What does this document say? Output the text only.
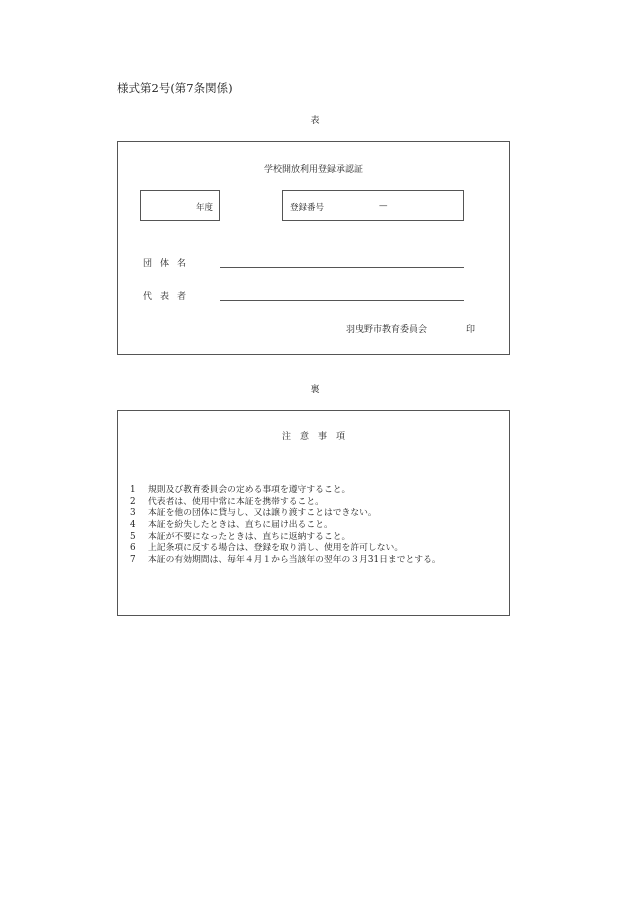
様式第2号(第7条関係)
表
学校開放利用登録承認証
年度	登録番号	—
団体名
代表者
羽曳野市教育委員会	印
裏
注意事項
1 規則及び教育委員会の定める事項を遵守すること。
2 代表者は、使用中常に本証を携帯すること。
3 本証を他の団体に貸与し、又は譲り渡すことはできない。
4 本証を紛失したときは、直ちに届け出ること。
5 本証が不要になったときは、直ちに返納すること。
6 上記条項に反する場合は、登録を取り消し、使用を許可しない。
7 本証の有効期間は、毎年４月１から当該年の翌年の３月31日までとする。
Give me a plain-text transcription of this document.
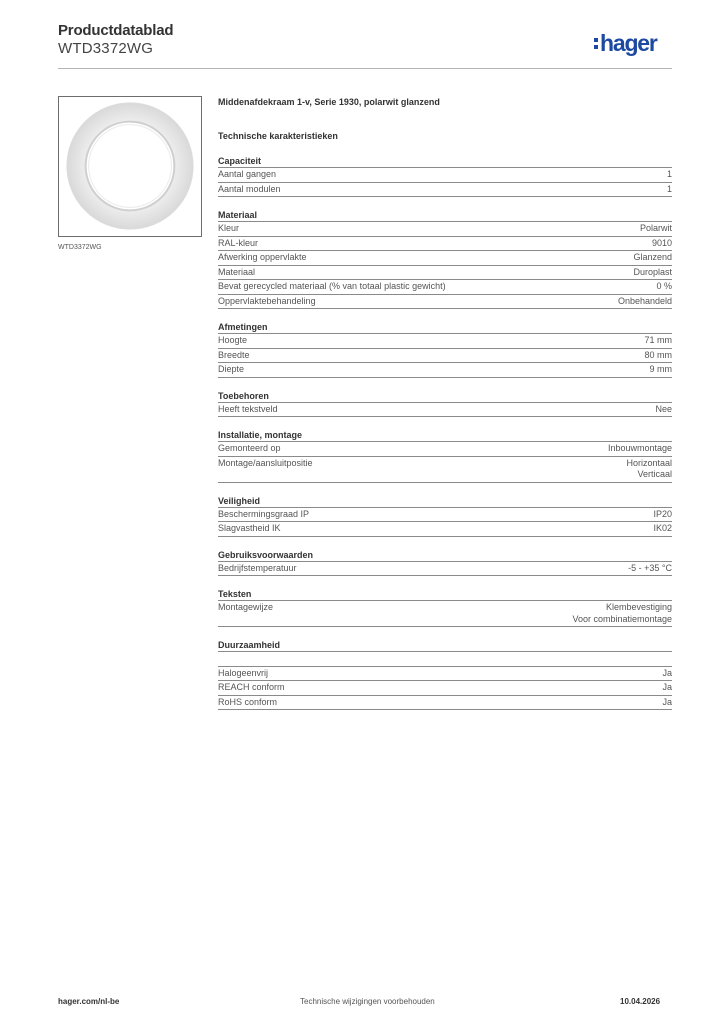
Productdatablad
WTD3372WG	hager
WTD3372WG
Middenafdekraam 1-v, Serie 1930, polarwit glanzend
Technische karakteristieken
Capaciteit
Aantal gangen	1
Aantal modulen	1
Materiaal
Kleur	Polarwit
RAL-kleur	9010
Afwerking oppervlakte	Glanzend
Materiaal	Duroplast
Bevat gerecycled materiaal (% van totaal plastic gewicht)	0 %
Oppervlaktebehandeling	Onbehandeld
Afmetingen
Hoogte	71 mm
Breedte	80 mm
Diepte	9 mm
Toebehoren
Heeft tekstveld	Nee
Installatie, montage
Gemonteerd op	Inbouwmontage
Montage/aansluitpositie	Horizontaal
Verticaal
Veiligheid
Beschermingsgraad IP	IP20
Slagvastheid IK	IK02
Gebruiksvoorwaarden
Bedrijfstemperatuur	-5 - +35 °C
Teksten
Montagewijze	Klembevestiging
Voor combinatiemontage
Duurzaamheid
Halogeenvrij	Ja
REACH conform	Ja
RoHS conform	Ja
hager.com/nl-be	Technische wijzigingen voorbehouden	10.04.2026
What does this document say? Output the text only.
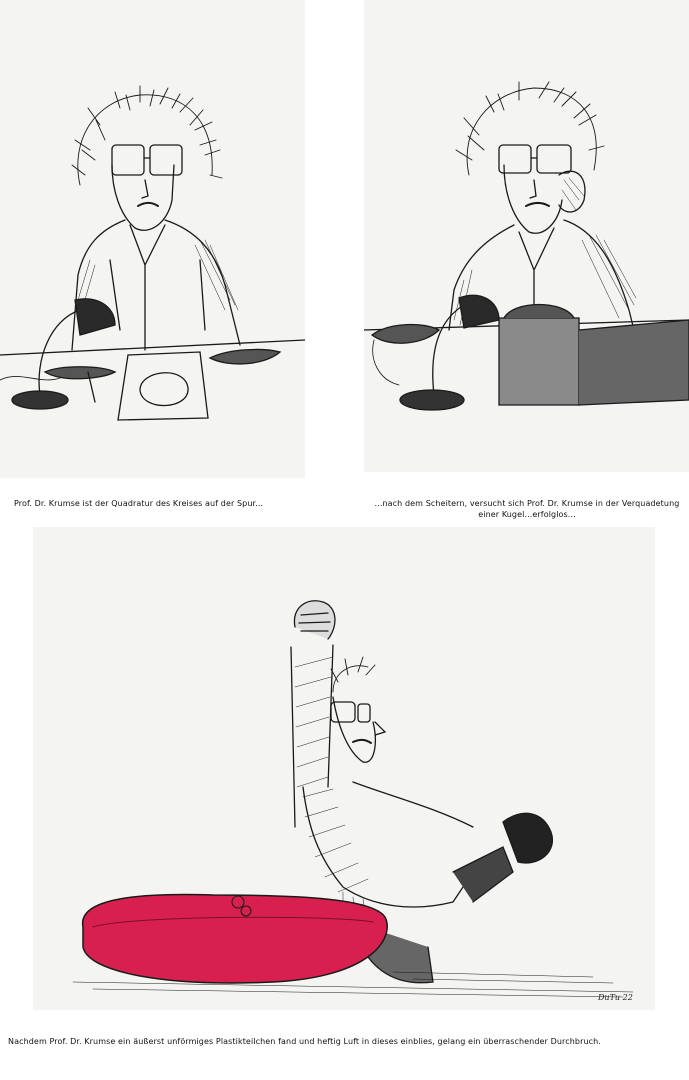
Prof. Dr. Krumse ist der Quadratur des Kreises auf der Spur...	...nach dem Scheitern, versucht sich Prof. Dr. Krumse in der Verquadetung einer Kugel...erfolglos...
DuTu 22
Nachdem Prof. Dr. Krumse ein äußerst unförmiges Plastikteilchen fand und heftig Luft in dieses einblies, gelang ein überraschender Durchbruch.
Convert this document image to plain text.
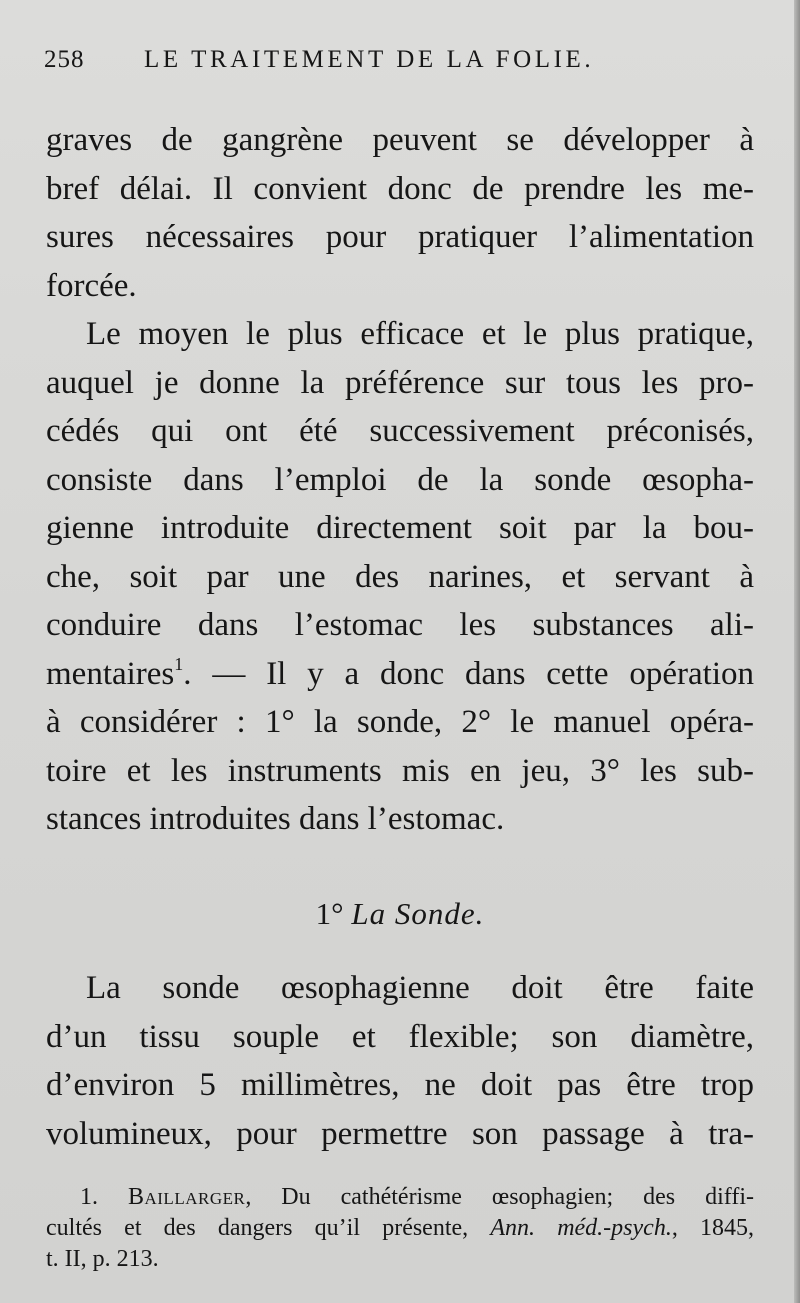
258 LE TRAITEMENT DE LA FOLIE.
graves de gangrène peuvent se développer à
bref délai. Il convient donc de prendre les me-
sures nécessaires pour pratiquer l’alimentation
forcée.
Le moyen le plus efficace et le plus pratique,
auquel je donne la préférence sur tous les pro-
cédés qui ont été successivement préconisés,
consiste dans l’emploi de la sonde œsopha-
gienne introduite directement soit par la bou-
che, soit par une des narines, et servant à
conduire dans l’estomac les substances ali-
mentaires$^1$. — Il y a donc dans cette opération
à considérer : 1° la sonde, 2° le manuel opéra-
toire et les instruments mis en jeu, 3° les sub-
stances introduites dans l’estomac.
1° La Sonde.
La sonde œsophagienne doit être faite
d’un tissu souple et flexible; son diamètre,
d’environ 5 millimètres, ne doit pas être trop
volumineux, pour permettre son passage à tra-
1. Baillarger, Du cathétérisme œsophagien; des diffi-
cultés et des dangers qu’il présente, Ann. méd.-psych., 1845,
t. II, p. 213.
· · · · · · ·
Set problem →
Working from the line that contains "Convert this document image to plain text." to the last line of the listing, please quote each line exactly, pictures excluded.

Full answer →
Convert this document image to plain text.
258 LE TRAITEMENT DE LA FOLIE.
graves de gangrène peuvent se développer à
bref délai. Il convient donc de prendre les me-
sures nécessaires pour pratiquer l’alimentation
forcée.
Le moyen le plus efficace et le plus pratique,
auquel je donne la préférence sur tous les pro-
cédés qui ont été successivement préconisés,
consiste dans l’emploi de la sonde œsopha-
gienne introduite directement soit par la bou-
che, soit par une des narines, et servant à
conduire dans l’estomac les substances ali-
mentaires$^1$. — Il y a donc dans cette opération
à considérer : 1° la sonde, 2° le manuel opéra-
toire et les instruments mis en jeu, 3° les sub-
stances introduites dans l’estomac.
1° La Sonde.
La sonde œsophagienne doit être faite
d’un tissu souple et flexible; son diamètre,
d’environ 5 millimètres, ne doit pas être trop
volumineux, pour permettre son passage à tra-
1. Baillarger, Du cathétérisme œsophagien; des diffi-
cultés et des dangers qu’il présente, Ann. méd.-psych., 1845,
t. II, p. 213.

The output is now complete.